▶ [WHAT THE TASK ASKS] List, from the lines below, each one with "text" in it.

########################################

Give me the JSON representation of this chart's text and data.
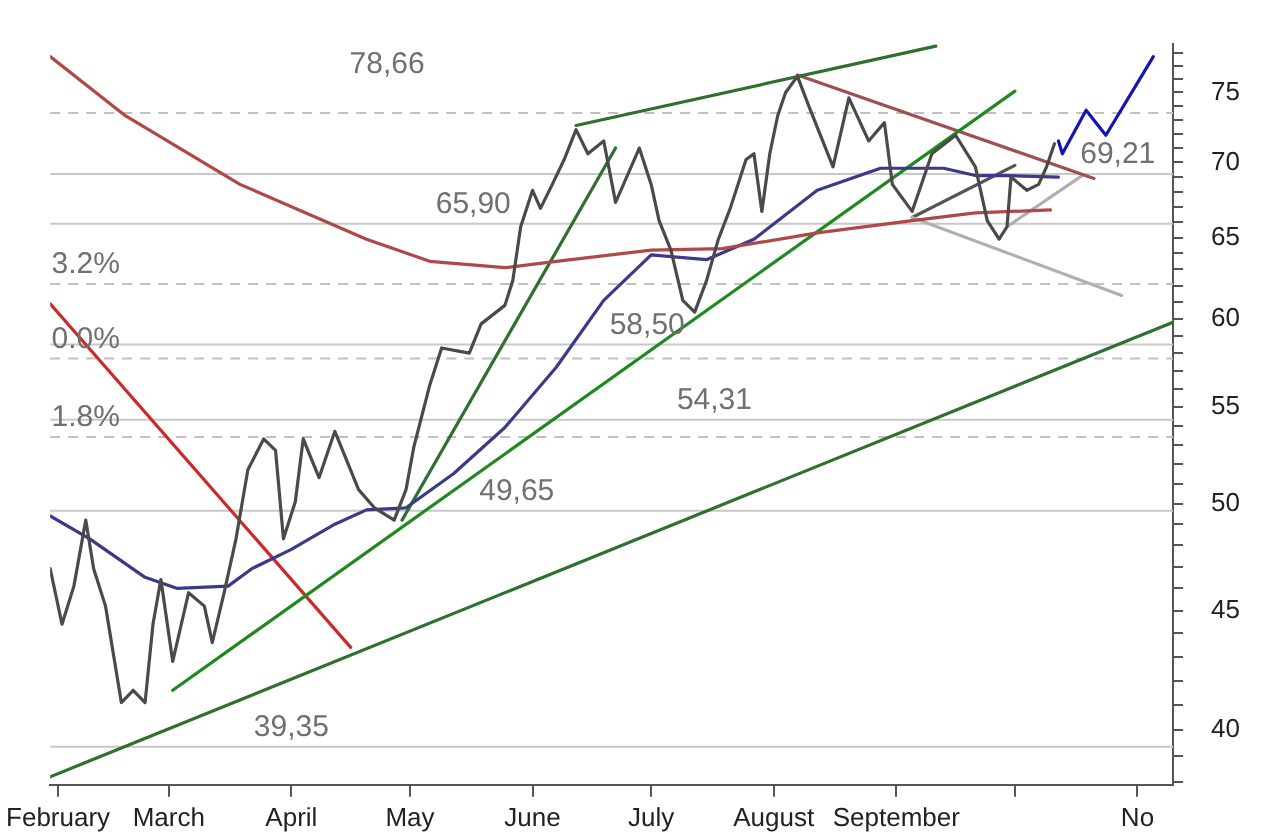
{
  "chart_data": {
    "type": "line",
    "log": "y",
    "legend": false,
    "grid": false,
    "marker": "none",
    "xlim": [
      "--01-30",
      "--11-10"
    ],
    "xticks": [
      {
        "value": "--02-01",
        "label": "February"
      },
      {
        "value": "--03-01",
        "label": "March"
      },
      {
        "value": "--04-01",
        "label": "April"
      },
      {
        "value": "--05-01",
        "label": "May"
      },
      {
        "value": "--06-01",
        "label": "June"
      },
      {
        "value": "--07-01",
        "label": "July"
      },
      {
        "value": "--08-01",
        "label": "August"
      },
      {
        "value": "--09-01",
        "label": "September"
      },
      {
        "value": "--10-01",
        "label": null
      },
      {
        "value": "--11-01",
        "label": "No"
      }
    ],
    "ylim": [
      37.9,
      78.7
    ],
    "yticks": [
      {
        "value": 38,
        "label": null
      },
      {
        "value": 39,
        "label": null
      },
      40,
      {
        "value": 41,
        "label": null
      },
      {
        "value": 42,
        "label": null
      },
      {
        "value": 43,
        "label": null
      },
      {
        "value": 44,
        "label": null
      },
      45,
      {
        "value": 46,
        "label": null
      },
      {
        "value": 47,
        "label": null
      },
      {
        "value": 48,
        "label": null
      },
      {
        "value": 49,
        "label": null
      },
      50,
      {
        "value": 51,
        "label": null
      },
      {
        "value": 52,
        "label": null
      },
      {
        "value": 53,
        "label": null
      },
      {
        "value": 54,
        "label": null
      },
      55,
      {
        "value": 56,
        "label": null
      },
      {
        "value": 57,
        "label": null
      },
      {
        "value": 58,
        "label": null
      },
      {
        "value": 59,
        "label": null
      },
      60,
      {
        "value": 61,
        "label": null
      },
      {
        "value": 62,
        "label": null
      },
      {
        "value": 63,
        "label": null
      },
      {
        "value": 64,
        "label": null
      },
      65,
      {
        "value": 66,
        "label": null
      },
      {
        "value": 67,
        "label": null
      },
      {
        "value": 68,
        "label": null
      },
      {
        "value": 69,
        "label": null
      },
      70,
      {
        "value": 71,
        "label": null
      },
      {
        "value": 72,
        "label": null
      },
      {
        "value": 73,
        "label": null
      },
      {
        "value": 74,
        "label": null
      },
      75,
      {
        "value": 76,
        "label": null
      },
      {
        "value": 77,
        "label": null
      },
      {
        "value": 78,
        "label": null
      }
    ],
    "series": [
      {
        "color": "#4a4a4a",
        "x": [
          "--01-30",
          "--02-02",
          "--02-05",
          "--02-08",
          "--02-10",
          "--02-13",
          "--02-17",
          "--02-20",
          "--02-23",
          "--02-25",
          "--02-27",
          "--03-02",
          "--03-06",
          "--03-10",
          "--03-12",
          "--03-15",
          "--03-18",
          "--03-21",
          "--03-25",
          "--03-28",
          "--03-30",
          "--04-02",
          "--04-04",
          "--04-08",
          "--04-12",
          "--04-18",
          "--04-22",
          "--04-27",
          "--04-30",
          "--05-02",
          "--05-06",
          "--05-09",
          "--05-16",
          "--05-19",
          "--05-25",
          "--05-27",
          "--05-29",
          "--06-01",
          "--06-03",
          "--06-06",
          "--06-09",
          "--06-12",
          "--06-15",
          "--06-19",
          "--06-22",
          "--06-24",
          "--06-28",
          "--07-01",
          "--07-03",
          "--07-06",
          "--07-09",
          "--07-12",
          "--07-15",
          "--07-18",
          "--07-21",
          "--07-25",
          "--07-27",
          "--07-29",
          "--07-31",
          "--08-02",
          "--08-04",
          "--08-07",
          "--08-10",
          "--08-16",
          "--08-20",
          "--08-25",
          "--08-29",
          "--08-31",
          "--09-05",
          "--09-10",
          "--09-16",
          "--09-21",
          "--09-24",
          "--09-27",
          "--09-29",
          "--09-30",
          "--10-04",
          "--10-07",
          "--10-09",
          "--10-11"
        ],
        "values": [
          46.9,
          44.4,
          46.1,
          49.2,
          46.9,
          45.2,
          41.1,
          41.6,
          41.1,
          44.4,
          46.4,
          42.8,
          45.8,
          45.2,
          43.6,
          45.8,
          48.3,
          51.7,
          53.3,
          52.7,
          48.3,
          50.1,
          53.3,
          51.3,
          53.7,
          50.7,
          49.8,
          49.2,
          50.7,
          52.9,
          56.2,
          58.3,
          58.0,
          59.7,
          60.8,
          62.3,
          65.7,
          68.1,
          66.9,
          68.5,
          70.2,
          72.3,
          70.6,
          71.5,
          67.3,
          68.5,
          71.0,
          68.5,
          66.1,
          64.2,
          61.1,
          60.4,
          62.3,
          64.9,
          66.9,
          70.2,
          70.6,
          66.7,
          70.6,
          73.3,
          75.0,
          76.2,
          73.9,
          69.7,
          74.6,
          71.5,
          72.8,
          68.5,
          66.7,
          70.6,
          71.9,
          69.7,
          66.1,
          64.9,
          65.7,
          69.0,
          68.1,
          68.5,
          69.7,
          71.3
        ]
      },
      {
        "color": "#1414b4",
        "x": [
          "--10-12",
          "--10-13",
          "--10-19",
          "--10-24",
          "--11-05"
        ],
        "values": [
          71.5,
          70.6,
          73.7,
          71.9,
          77.7
        ]
      },
      {
        "color": "#b04848",
        "x": [
          "--01-30",
          "--02-18",
          "--03-19",
          "--04-20",
          "--05-06",
          "--05-25",
          "--06-07",
          "--07-01",
          "--07-19",
          "--08-12",
          "--09-05",
          "--09-21",
          "--10-10"
        ],
        "values": [
          77.7,
          73.3,
          68.5,
          64.9,
          63.5,
          63.1,
          63.5,
          64.2,
          64.3,
          65.3,
          66.1,
          66.6,
          66.8
        ]
      },
      {
        "color": "#3a3a8a",
        "x": [
          "--01-30",
          "--02-09",
          "--02-23",
          "--03-03",
          "--03-16",
          "--03-22",
          "--04-01",
          "--04-12",
          "--04-20",
          "--04-30",
          "--05-12",
          "--05-25",
          "--06-07",
          "--06-19",
          "--07-01",
          "--07-15",
          "--07-27",
          "--08-12",
          "--08-28",
          "--09-13",
          "--09-21",
          "--09-29",
          "--10-12"
        ],
        "values": [
          49.4,
          48.3,
          46.5,
          46.0,
          46.1,
          46.9,
          47.8,
          49.0,
          49.7,
          49.8,
          51.5,
          53.9,
          57.2,
          61.1,
          63.9,
          63.6,
          64.9,
          68.1,
          69.6,
          69.6,
          69.1,
          69.1,
          69.0
        ]
      },
      {
        "color": "#1e8a1e",
        "x": [
          "--03-02",
          "--10-01"
        ],
        "values": [
          41.6,
          75.1
        ]
      },
      {
        "color": "#2f6f2f",
        "x": [
          "--01-30",
          "--11-10"
        ],
        "values": [
          38.2,
          59.8
        ]
      },
      {
        "color": "#2f6f2f",
        "x": [
          "--06-12",
          "--09-11"
        ],
        "values": [
          72.6,
          78.5
        ]
      },
      {
        "color": "#cc2a2a",
        "x": [
          "--01-30",
          "--04-16"
        ],
        "values": [
          60.9,
          43.4
        ]
      },
      {
        "color": "#2f6f2f",
        "x": [
          "--04-29",
          "--06-22"
        ],
        "values": [
          49.2,
          71.0
        ]
      },
      {
        "color": "#a05050",
        "x": [
          "--08-07",
          "--10-21"
        ],
        "values": [
          76.3,
          68.9
        ]
      },
      {
        "color": "#b0b0b0",
        "x": [
          "--09-05",
          "--10-28"
        ],
        "values": [
          66.3,
          61.4
        ]
      },
      {
        "color": "#555555",
        "x": [
          "--09-05",
          "--10-01"
        ],
        "values": [
          66.3,
          69.8
        ]
      },
      {
        "color": "#b0b0b0",
        "x": [
          "--09-29",
          "--10-18"
        ],
        "values": [
          65.7,
          69.1
        ]
      }
    ],
    "ref_lines": [
      {
        "axis": "y",
        "value": 73.5,
        "line_style": "dashed",
        "color": "#c0c0c0"
      },
      {
        "axis": "y",
        "value": 62.1,
        "line_style": "dashed",
        "color": "#c0c0c0"
      },
      {
        "axis": "y",
        "value": 57.7,
        "line_style": "dashed",
        "color": "#c0c0c0"
      },
      {
        "axis": "y",
        "value": 53.4,
        "line_style": "dashed",
        "color": "#c0c0c0"
      },
      {
        "axis": "y",
        "value": 65.9,
        "color": "#c8c8c8"
      },
      {
        "axis": "y",
        "value": 58.5,
        "color": "#c8c8c8"
      },
      {
        "axis": "y",
        "value": 54.31,
        "color": "#c8c8c8"
      },
      {
        "axis": "y",
        "value": 49.65,
        "color": "#c8c8c8"
      },
      {
        "axis": "y",
        "value": 39.35,
        "color": "#c8c8c8"
      },
      {
        "axis": "y",
        "value": 69.21,
        "color": "#c8c8c8"
      }
    ],
    "annotations": [
      "78,66",
      {
        "text": "3.2%",
        "x": "--02-08",
        "y": 62.1
      },
      {
        "text": "0.0%",
        "x": "--02-08",
        "y": 57.7
      },
      {
        "text": "1.8%",
        "x": "--02-08",
        "y": 53.4
      },
      {
        "text": "65,90",
        "x": "--05-17",
        "y": 65.9
      },
      {
        "text": "58,50",
        "x": "--06-30",
        "y": 58.5
      },
      {
        "text": "54,31",
        "x": "--07-17",
        "y": 54.31
      },
      {
        "text": "49,65",
        "x": "--05-28",
        "y": 49.65
      },
      {
        "text": "39,35",
        "x": "--04-01",
        "y": 39.35
      },
      {
        "text": "69,21",
        "x": "--10-27",
        "y": 69.21
      }
    ]
  }
}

########################################

▶ [EXPECTED ANSWER]
Give me the JSON representation of this chart's text and data.
        "text": "3.2%",
        "text": "0.0%",
        "text": "1.8%",
        "text": "65,90",
        "text": "58,50",
        "text": "54,31",
        "text": "49,65",
        "text": "39,35",
        "text": "69,21",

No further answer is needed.